# Supplied information start
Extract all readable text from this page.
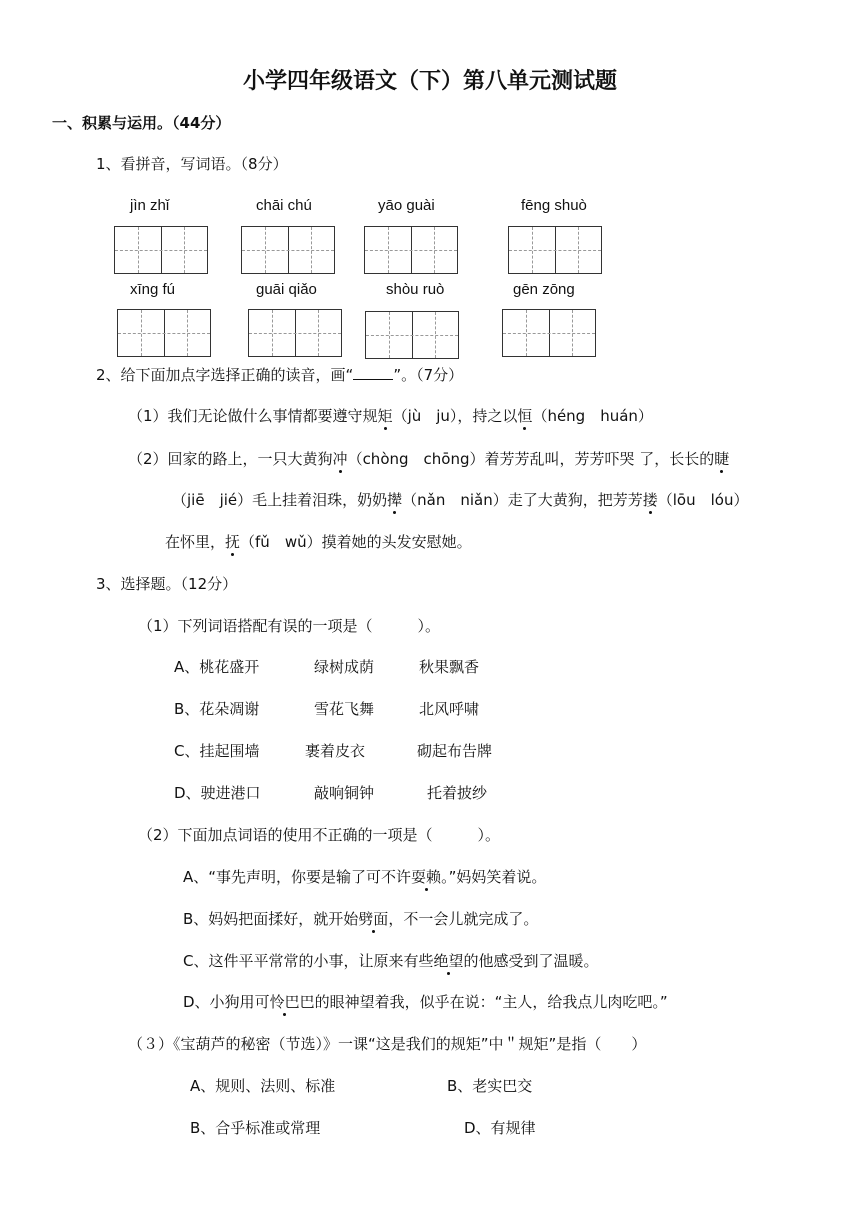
小学四年级语文（下）第八单元测试题
一、积累与运用。（44分）
1、看拼音，写词语。（8分）
jìn zhǐ	chāi chú	yāo guài	fēng shuò
xīng fú	guāi qiǎo	shòu ruò	gēn zōng
2、给下面加点字选择正确的读音，画“	”。（7分）
（1）我们无论做什么事情都要遵守规矩（jù　ju），持之以恒（héng　huán）
（2）回家的路上，一只大黄狗冲（chòng　chōng）着芳芳乱叫，芳芳吓哭 了，长长的睫
（jiē　jié）毛上挂着泪珠，奶奶撵（nǎn　niǎn）走了大黄狗，把芳芳搂（lōu　lóu）
在怀里，抚（fǔ　wǔ）摸着她的头发安慰她。
3、选择题。（12分）
（1）下列词语搭配有误的一项是（　　　）。
A、桃花盛开	绿树成荫	秋果飘香
B、花朵凋谢	雪花飞舞	北风呼啸
C、挂起围墙	裹着皮衣	砌起布告牌
D、驶进港口	敲响铜钟	托着披纱
（2）下面加点词语的使用不正确的一项是（　　　）。
A、“事先声明，你要是输了可不许耍赖。”妈妈笑着说。
B、妈妈把面揉好，就开始劈面，不一会儿就完成了。
C、这件平平常常的小事，让原来有些绝望的他感受到了温暖。
D、小狗用可怜巴巴的眼神望着我，似乎在说：“主人，给我点儿肉吃吧。”
（３）《宝葫芦的秘密（节选）》一课“这是我们的规矩”中＂规矩”是指（　　）
A、规则、法则、标准	B、老实巴交
B、合乎标准或常理	D、有规律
# Supplied information end
■ **Aim of the exercise**
Pictures in the records above are left out; print everything else exactly as written.

■ **Written answer**
Extract all readable text from this page.
小学四年级语文（下）第八单元测试题
一、积累与运用。（44分）
1、看拼音，写词语。（8分）
jìn zhǐ	chāi chú	yāo guài	fēng shuò
xīng fú	guāi qiǎo	shòu ruò	gēn zōng
2、给下面加点字选择正确的读音，画“	”。（7分）
（1）我们无论做什么事情都要遵守规矩（jù　ju），持之以恒（héng　huán）
（2）回家的路上，一只大黄狗冲（chòng　chōng）着芳芳乱叫，芳芳吓哭 了，长长的睫
（jiē　jié）毛上挂着泪珠，奶奶撵（nǎn　niǎn）走了大黄狗，把芳芳搂（lōu　lóu）
在怀里，抚（fǔ　wǔ）摸着她的头发安慰她。
3、选择题。（12分）
（1）下列词语搭配有误的一项是（　　　）。
A、桃花盛开	绿树成荫	秋果飘香
B、花朵凋谢	雪花飞舞	北风呼啸
C、挂起围墙	裹着皮衣	砌起布告牌
D、驶进港口	敲响铜钟	托着披纱
（2）下面加点词语的使用不正确的一项是（　　　）。
A、“事先声明，你要是输了可不许耍赖。”妈妈笑着说。
B、妈妈把面揉好，就开始劈面，不一会儿就完成了。
C、这件平平常常的小事，让原来有些绝望的他感受到了温暖。
D、小狗用可怜巴巴的眼神望着我，似乎在说：“主人，给我点儿肉吃吧。”
（３）《宝葫芦的秘密（节选）》一课“这是我们的规矩”中＂规矩”是指（　　）
A、规则、法则、标准	B、老实巴交
B、合乎标准或常理	D、有规律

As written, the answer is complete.